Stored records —
--- START ---
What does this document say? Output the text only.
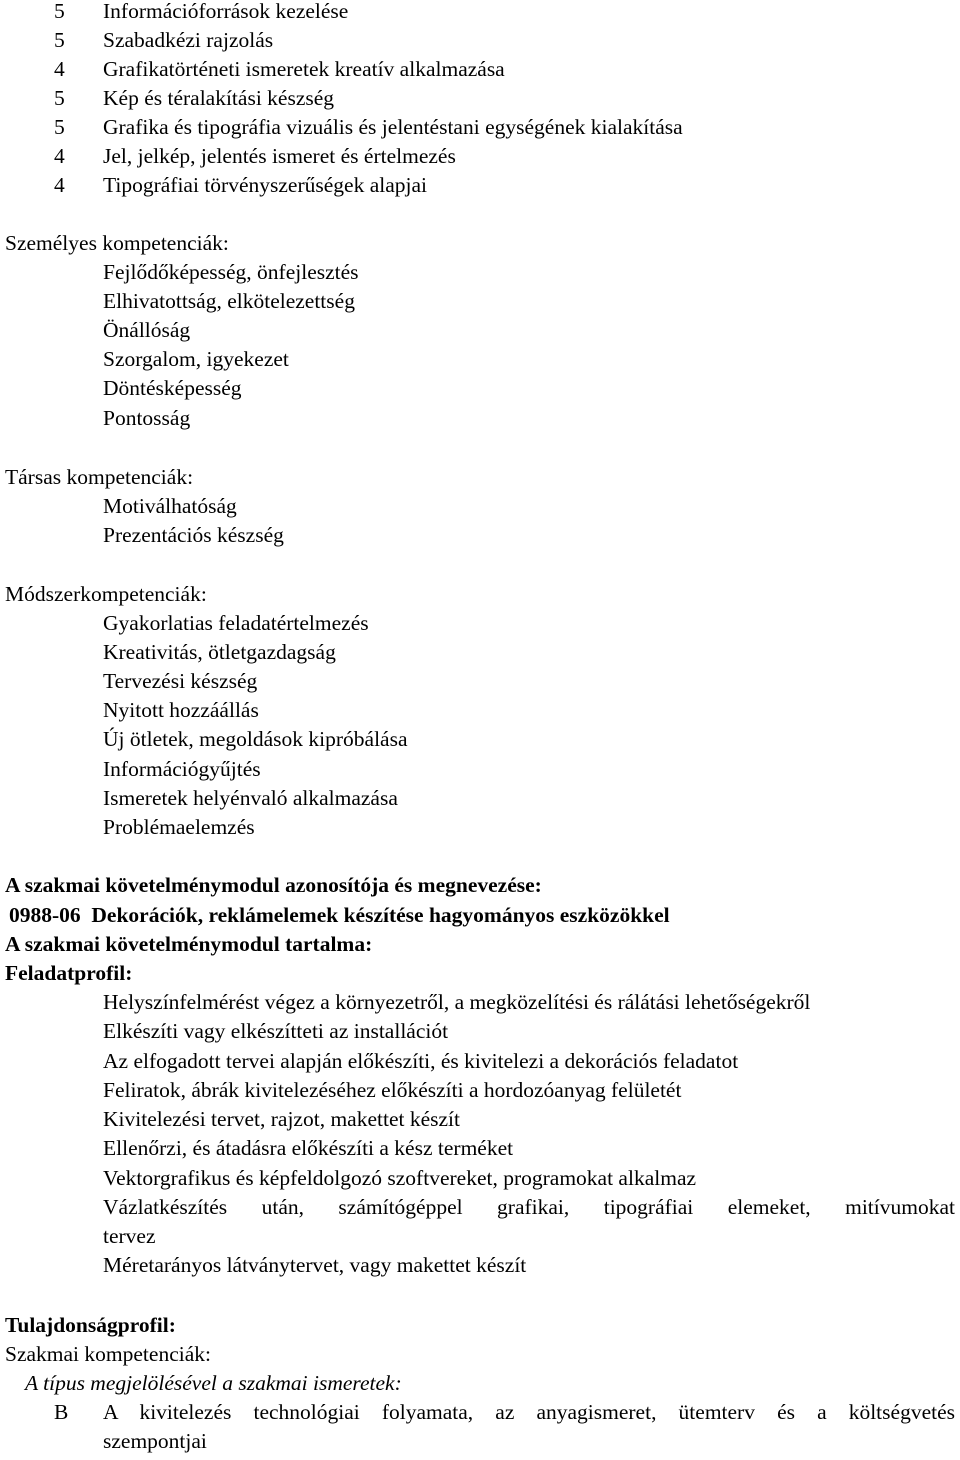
5 Információforrások kezelése
5 Szabadkézi rajzolás
4 Grafikatörténeti ismeretek kreatív alkalmazása
5 Kép és téralakítási készség
5 Grafika és tipográfia vizuális és jelentéstani egységének kialakítása
4 Jel, jelkép, jelentés ismeret és értelmezés
4 Tipográfiai törvényszerűségek alapjai
Személyes kompetenciák:
Fejlődőképesség, önfejlesztés
Elhivatottság, elkötelezettség
Önállóság
Szorgalom, igyekezet
Döntésképesség
Pontosság
Társas kompetenciák:
Motiválhatóság
Prezentációs készség
Módszerkompetenciák:
Gyakorlatias feladatértelmezés
Kreativitás, ötletgazdagság
Tervezési készség
Nyitott hozzáállás
Új ötletek, megoldások kipróbálása
Információgyűjtés
Ismeretek helyénvaló alkalmazása
Problémaelemzés
A szakmai követelménymodul azonosítója és megnevezése:
0988-06  Dekorációk, reklámelemek készítése hagyományos eszközökkel
A szakmai követelménymodul tartalma:
Feladatprofil:
Helyszínfelmérést végez a környezetről, a megközelítési és rálátási lehetőségekről
Elkészíti vagy elkészítteti az installációt
Az elfogadott tervei alapján előkészíti, és kivitelezi a dekorációs feladatot
Feliratok, ábrák kivitelezéséhez előkészíti a hordozóanyag felületét
Kivitelezési tervet, rajzot, makettet készít
Ellenőrzi, és átadásra előkészíti a kész terméket
Vektorgrafikus és képfeldolgozó szoftvereket, programokat alkalmaz
Vázlatkészítés után, számítógéppel grafikai, tipográfiai elemeket, mitívumokat
tervez
Méretarányos látványtervet, vagy makettet készít
Tulajdonságprofil:
Szakmai kompetenciák:
A típus megjelölésével a szakmai ismeretek:
B A kivitelezés technológiai folyamata, az anyagismeret, ütemterv és a költségvetés
szempontjai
--- END ---
Task goal —
Each line above that holds the string "követelménymodul" should be copied and shown.

Problem solution —
A szakmai követelménymodul azonosítója és megnevezése:
A szakmai követelménymodul tartalma:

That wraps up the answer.